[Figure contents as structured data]
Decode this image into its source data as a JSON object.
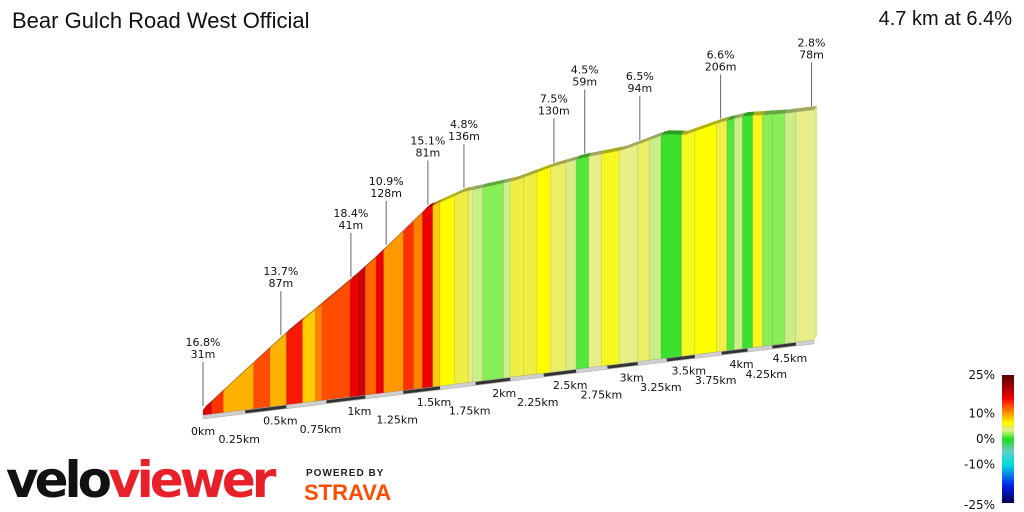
{
  "title": "Bear Gulch Road West Official",
  "summary": "4.7 km at 6.4%",
  "logo": {
    "velo": "velo",
    "viewer": "viewer",
    "powered_by": "POWERED BY",
    "strava": "STRAVA"
  },
  "chart_data": {
    "type": "area",
    "title": "Bear Gulch Road West Official",
    "xlabel": "",
    "ylabel": "",
    "x_unit": "km",
    "xlim": [
      0,
      4.7
    ],
    "x_ticks": [
      "0km",
      "0.25km",
      "0.5km",
      "0.75km",
      "1km",
      "1.25km",
      "1.5km",
      "1.75km",
      "2km",
      "2.25km",
      "2.5km",
      "2.75km",
      "3km",
      "3.25km",
      "3.5km",
      "3.75km",
      "4km",
      "4.25km",
      "4.5km"
    ],
    "profile": [
      [
        0,
        0
      ],
      [
        0.22,
        40
      ],
      [
        0.49,
        87
      ],
      [
        0.92,
        151
      ],
      [
        1.07,
        175
      ],
      [
        1.41,
        232
      ],
      [
        1.66,
        248
      ],
      [
        2.04,
        255
      ],
      [
        2.31,
        267
      ],
      [
        2.55,
        274
      ],
      [
        2.88,
        278
      ],
      [
        3.23,
        292
      ],
      [
        3.41,
        288
      ],
      [
        3.74,
        299
      ],
      [
        3.98,
        303
      ],
      [
        4.38,
        300
      ],
      [
        4.7,
        300
      ]
    ],
    "segments": [
      [
        0,
        0.05,
        17
      ],
      [
        0.05,
        0.12,
        14
      ],
      [
        0.12,
        0.3,
        9
      ],
      [
        0.3,
        0.4,
        13
      ],
      [
        0.4,
        0.5,
        9
      ],
      [
        0.5,
        0.6,
        15
      ],
      [
        0.6,
        0.68,
        8
      ],
      [
        0.68,
        0.72,
        11
      ],
      [
        0.72,
        0.9,
        13
      ],
      [
        0.9,
        0.95,
        16
      ],
      [
        0.95,
        1.0,
        18
      ],
      [
        1.0,
        1.07,
        12
      ],
      [
        1.07,
        1.12,
        16
      ],
      [
        1.12,
        1.25,
        10
      ],
      [
        1.25,
        1.32,
        14
      ],
      [
        1.32,
        1.38,
        11
      ],
      [
        1.38,
        1.45,
        16
      ],
      [
        1.45,
        1.5,
        8
      ],
      [
        1.5,
        1.6,
        6
      ],
      [
        1.6,
        1.7,
        5
      ],
      [
        1.7,
        1.73,
        4
      ],
      [
        1.73,
        1.8,
        3
      ],
      [
        1.8,
        1.95,
        2
      ],
      [
        1.95,
        2.0,
        3
      ],
      [
        2.0,
        2.1,
        5
      ],
      [
        2.1,
        2.2,
        5
      ],
      [
        2.2,
        2.3,
        6
      ],
      [
        2.3,
        2.42,
        4.5
      ],
      [
        2.42,
        2.5,
        3.5
      ],
      [
        2.5,
        2.6,
        1
      ],
      [
        2.6,
        2.7,
        4
      ],
      [
        2.7,
        2.85,
        5.5
      ],
      [
        2.85,
        3.0,
        4
      ],
      [
        3.0,
        3.1,
        4.5
      ],
      [
        3.1,
        3.2,
        3
      ],
      [
        3.2,
        3.38,
        0.5
      ],
      [
        3.38,
        3.5,
        5.5
      ],
      [
        3.5,
        3.7,
        6
      ],
      [
        3.7,
        3.8,
        5
      ],
      [
        3.8,
        3.87,
        1
      ],
      [
        3.87,
        3.95,
        3
      ],
      [
        3.95,
        4.05,
        0.5
      ],
      [
        4.05,
        4.15,
        5.5
      ],
      [
        4.15,
        4.25,
        2
      ],
      [
        4.25,
        4.38,
        2
      ],
      [
        4.38,
        4.5,
        3
      ],
      [
        4.5,
        4.7,
        4
      ]
    ],
    "annotations": [
      {
        "km": 0.0,
        "grade": "16.8%",
        "length": "31m"
      },
      {
        "km": 0.46,
        "grade": "13.7%",
        "length": "87m"
      },
      {
        "km": 0.9,
        "grade": "18.4%",
        "length": "41m"
      },
      {
        "km": 1.13,
        "grade": "10.9%",
        "length": "128m"
      },
      {
        "km": 1.41,
        "grade": "15.1%",
        "length": "81m"
      },
      {
        "km": 1.66,
        "grade": "4.8%",
        "length": "136m"
      },
      {
        "km": 2.32,
        "grade": "7.5%",
        "length": "130m"
      },
      {
        "km": 2.56,
        "grade": "4.5%",
        "length": "59m"
      },
      {
        "km": 3.01,
        "grade": "6.5%",
        "length": "94m"
      },
      {
        "km": 3.73,
        "grade": "6.6%",
        "length": "206m"
      },
      {
        "km": 4.66,
        "grade": "2.8%",
        "length": "78m"
      }
    ],
    "legend": {
      "type": "colorbar",
      "placement": "bottom-right",
      "labels": [
        "25%",
        "10%",
        "0%",
        "-10%",
        "-25%"
      ],
      "values": [
        25,
        10,
        0,
        -10,
        -25
      ],
      "colors": {
        "25": "#550000",
        "20": "#aa0000",
        "16": "#ee0000",
        "14": "#ff3300",
        "12": "#ff6600",
        "10": "#ff9900",
        "8": "#ffcc00",
        "6": "#ffff00",
        "5": "#eeee44",
        "4": "#e8ee88",
        "3": "#ccee88",
        "2": "#88ee55",
        "0": "#22dd22",
        "-5": "#66cccc",
        "-10": "#00e0e0",
        "-18": "#0022ee",
        "-25": "#000055"
      }
    }
  }
}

Aim of the task. Every line in the data that holds "Official" should be copied out.

Solution to this task.
  "title": "Bear Gulch Road West Official",
    "title": "Bear Gulch Road West Official",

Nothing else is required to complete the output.